═════ RECORDED INFORMATION ═════
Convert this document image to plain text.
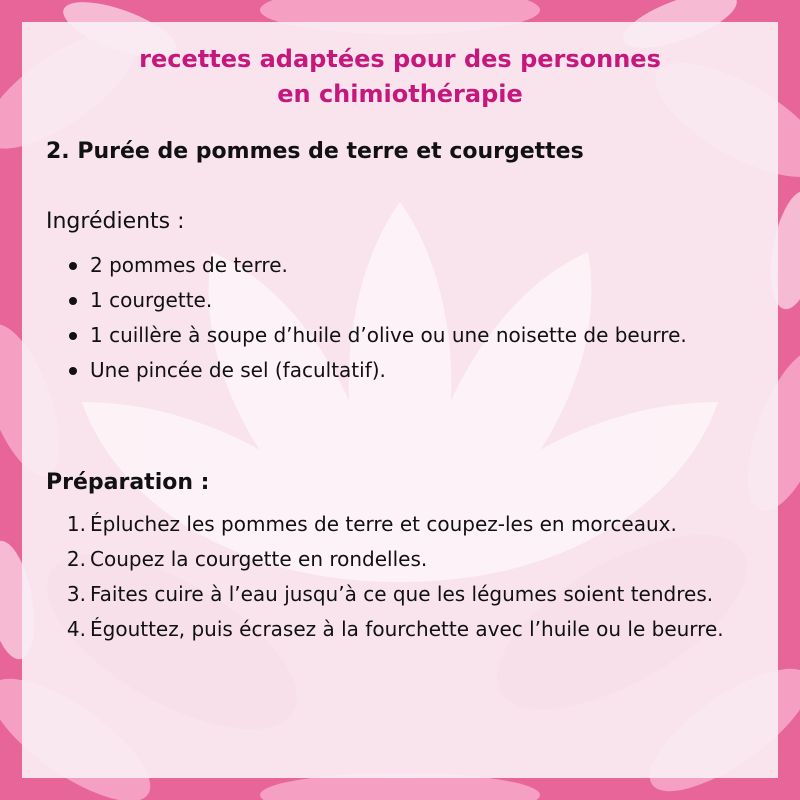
recettes adaptées pour des personnes
en chimiothérapie
2. Purée de pommes de terre et courgettes
Ingrédients :
2 pommes de terre.
1 courgette.
1 cuillère à soupe d’huile d’olive ou une noisette de beurre.
Une pincée de sel (facultatif).
Préparation :
1. Épluchez les pommes de terre et coupez-les en morceaux.
2. Coupez la courgette en rondelles.
3. Faites cuire à l’eau jusqu’à ce que les légumes soient tendres.
4. Égouttez, puis écrasez à la fourchette avec l’huile ou le beurre.
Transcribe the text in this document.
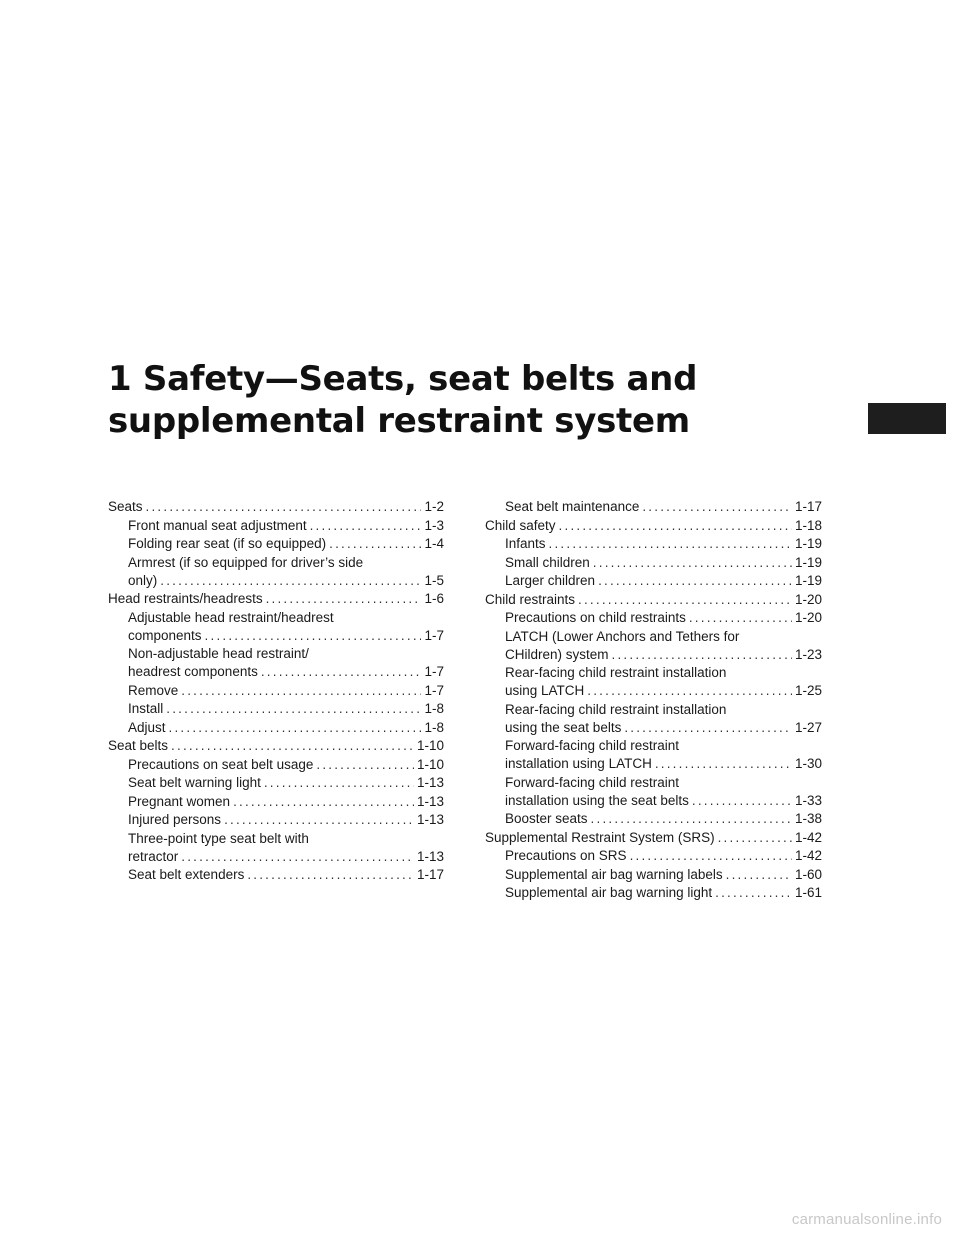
1 Safety—Seats, seat belts and
supplemental restraint system
Seats .....	1-2
Front manual seat adjustment .....	1-3
Folding rear seat (if so equipped) .....	1-4
Armrest (if so equipped for driver’s side
only) .....	1-5
Head restraints/headrests .....	1-6
Adjustable head restraint/headrest
components .....	1-7
Non-adjustable head restraint/
headrest components .....	1-7
Remove .....	1-7
Install .....	1-8
Adjust .....	1-8
Seat belts .....	1-10
Precautions on seat belt usage .....	1-10
Seat belt warning light .....	1-13
Pregnant women .....	1-13
Injured persons .....	1-13
Three-point type seat belt with
retractor .....	1-13
Seat belt extenders .....	1-17
Seat belt maintenance .....	1-17
Child safety .....	1-18
Infants .....	1-19
Small children .....	1-19
Larger children .....	1-19
Child restraints .....	1-20
Precautions on child restraints .....	1-20
LATCH (Lower Anchors and Tethers for
CHildren) system .....	1-23
Rear-facing child restraint installation
using LATCH .....	1-25
Rear-facing child restraint installation
using the seat belts .....	1-27
Forward-facing child restraint
installation using LATCH .....	1-30
Forward-facing child restraint
installation using the seat belts .....	1-33
Booster seats .....	1-38
Supplemental Restraint System (SRS) .....	1-42
Precautions on SRS .....	1-42
Supplemental air bag warning labels .....	1-60
Supplemental air bag warning light .....	1-61
carmanualsonline.info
═════
*EXERCISE PROMPT*. Which lines include the word "this"? List them all.

*COMPLETED EXERCISE*.
Convert this document image to plain text.
Transcribe the text in this document.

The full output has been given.